• _Exercise_
Copy out each line below that has the word "Salgaia" in it.

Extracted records
........

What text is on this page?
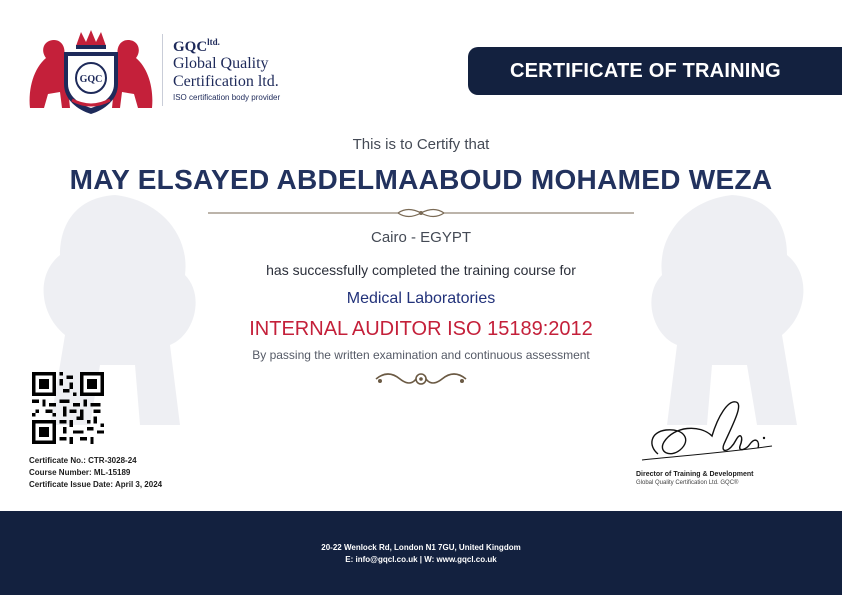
GQC
$GQC^{ltd.}$
Global Quality
Certification ltd.
ISO certification body provider
CERTIFICATE OF TRAINING
This is to Certify that
MAY ELSAYED ABDELMAABOUD MOHAMED WEZA
Cairo - EGYPT
has successfully completed the training course for
Medical Laboratories
INTERNAL AUDITOR ISO 15189:2012
By passing the written examination and continuous assessment
Certificate No.: CTR-3028-24
Course Number: ML-15189
Certificate Issue Date: April 3, 2024
Director of Training & Development
Global Quality Certification Ltd. GQC®
20-22 Wenlock Rd, London N1 7GU, United Kingdom
E: info@gqcl.co.uk | W: www.gqcl.co.uk
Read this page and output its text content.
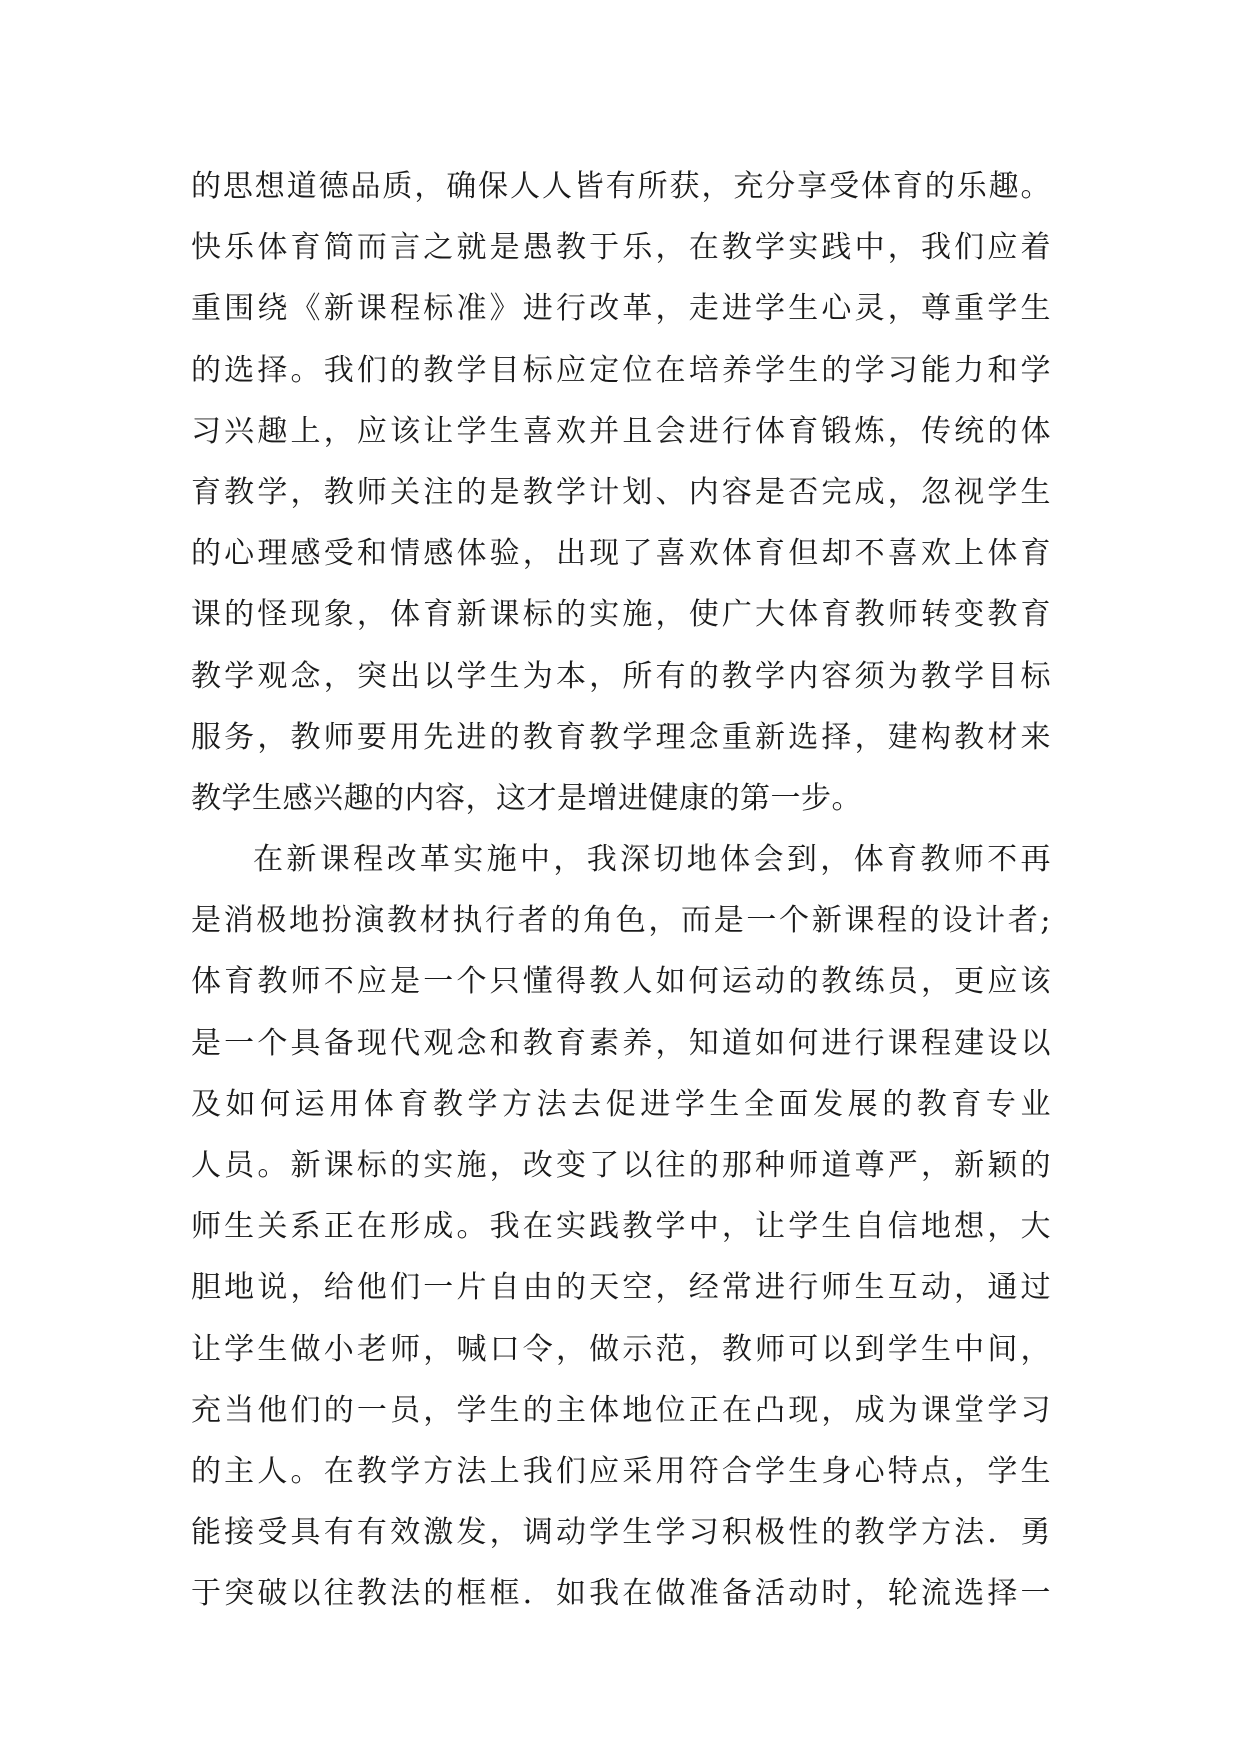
的思想道德品质，确保人人皆有所获，充分享受体育的乐趣。
快乐体育简而言之就是愚教于乐，在教学实践中，我们应着
重围绕《新课程标准》进行改革，走进学生心灵，尊重学生
的选择。我们的教学目标应定位在培养学生的学习能力和学
习兴趣上，应该让学生喜欢并且会进行体育锻炼，传统的体
育教学，教师关注的是教学计划、内容是否完成，忽视学生
的心理感受和情感体验，出现了喜欢体育但却不喜欢上体育
课的怪现象，体育新课标的实施，使广大体育教师转变教育
教学观念，突出以学生为本，所有的教学内容须为教学目标
服务，教师要用先进的教育教学理念重新选择，建构教材来
教学生感兴趣的内容，这才是增进健康的第一步。
在新课程改革实施中，我深切地体会到，体育教师不再
是消极地扮演教材执行者的角色，而是一个新课程的设计者;
体育教师不应是一个只懂得教人如何运动的教练员，更应该
是一个具备现代观念和教育素养，知道如何进行课程建设以
及如何运用体育教学方法去促进学生全面发展的教育专业
人员。新课标的实施，改变了以往的那种师道尊严，新颖的
师生关系正在形成。我在实践教学中，让学生自信地想，大
胆地说，给他们一片自由的天空，经常进行师生互动，通过
让学生做小老师，喊口令，做示范，教师可以到学生中间，
充当他们的一员，学生的主体地位正在凸现，成为课堂学习
的主人。在教学方法上我们应采用符合学生身心特点，学生
能接受具有有效激发，调动学生学习积极性的教学方法．勇
于突破以往教法的框框．如我在做准备活动时，轮流选择一
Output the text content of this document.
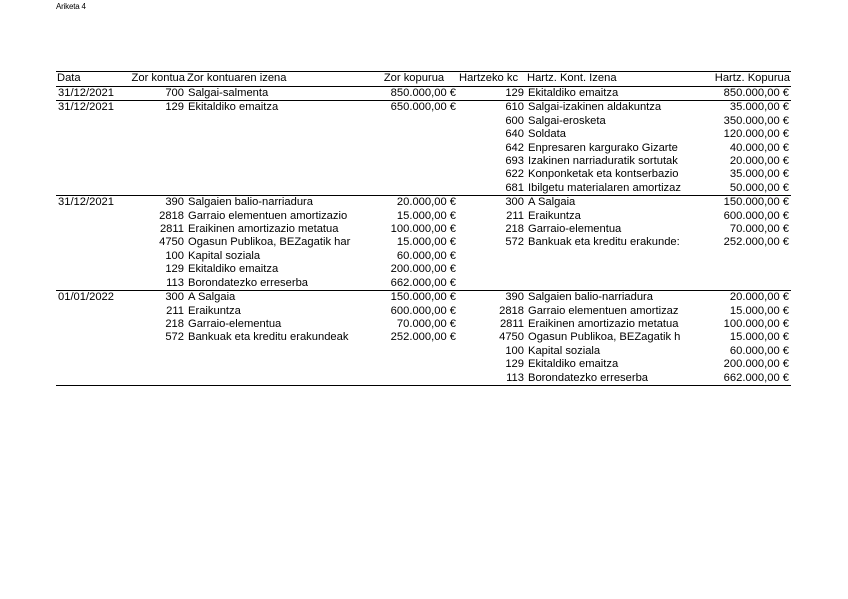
Ariketa 4
Data	Zor kontua	Zor kontuaren izena	Zor kopurua	Hartzeko kc	Hartz. Kont. Izena	Hartz. Kopurua
31/12/2021	700	Salgai-salmenta	850.000,00 €	129	Ekitaldiko emaitza	850.000,00 €
31/12/2021	129	Ekitaldiko emaitza	650.000,00 €	610	Salgai-izakinen aldakuntza	35.000,00 €
				600	Salgai-erosketa	350.000,00 €
				640	Soldata	120.000,00 €
				642	Enpresaren kargurako Gizarte	40.000,00 €
				693	Izakinen narriaduratik sortutak	20.000,00 €
				622	Konponketak eta kontserbazio	35.000,00 €
				681	Ibilgetu materialaren amortizaz	50.000,00 €
31/12/2021	390	Salgaien balio-narriadura	20.000,00 €	300	A Salgaia	150.000,00 €
	2818	Garraio elementuen amortizazio	15.000,00 €	211	Eraikuntza	600.000,00 €
	2811	Eraikinen amortizazio metatua	100.000,00 €	218	Garraio-elementua	70.000,00 €
	4750	Ogasun Publikoa, BEZagatik har	15.000,00 €	572	Bankuak eta kreditu erakunde:	252.000,00 €
	100	Kapital soziala	60.000,00 €			
	129	Ekitaldiko emaitza	200.000,00 €			
	113	Borondatezko erreserba	662.000,00 €			
01/01/2022	300	A Salgaia	150.000,00 €	390	Salgaien balio-narriadura	20.000,00 €
	211	Eraikuntza	600.000,00 €	2818	Garraio elementuen amortizaz	15.000,00 €
	218	Garraio-elementua	70.000,00 €	2811	Eraikinen amortizazio metatua	100.000,00 €
	572	Bankuak eta kreditu erakundeak	252.000,00 €	4750	Ogasun Publikoa, BEZagatik h	15.000,00 €
				100	Kapital soziala	60.000,00 €
				129	Ekitaldiko emaitza	200.000,00 €
				113	Borondatezko erreserba	662.000,00 €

........

• _Response for this exercise_
31/12/2021	390	Salgaien balio-narriadura	20.000,00 €	300	A Salgaia	150.000,00 €
01/01/2022	300	A Salgaia	150.000,00 €	390	Salgaien balio-narriadura	20.000,00 €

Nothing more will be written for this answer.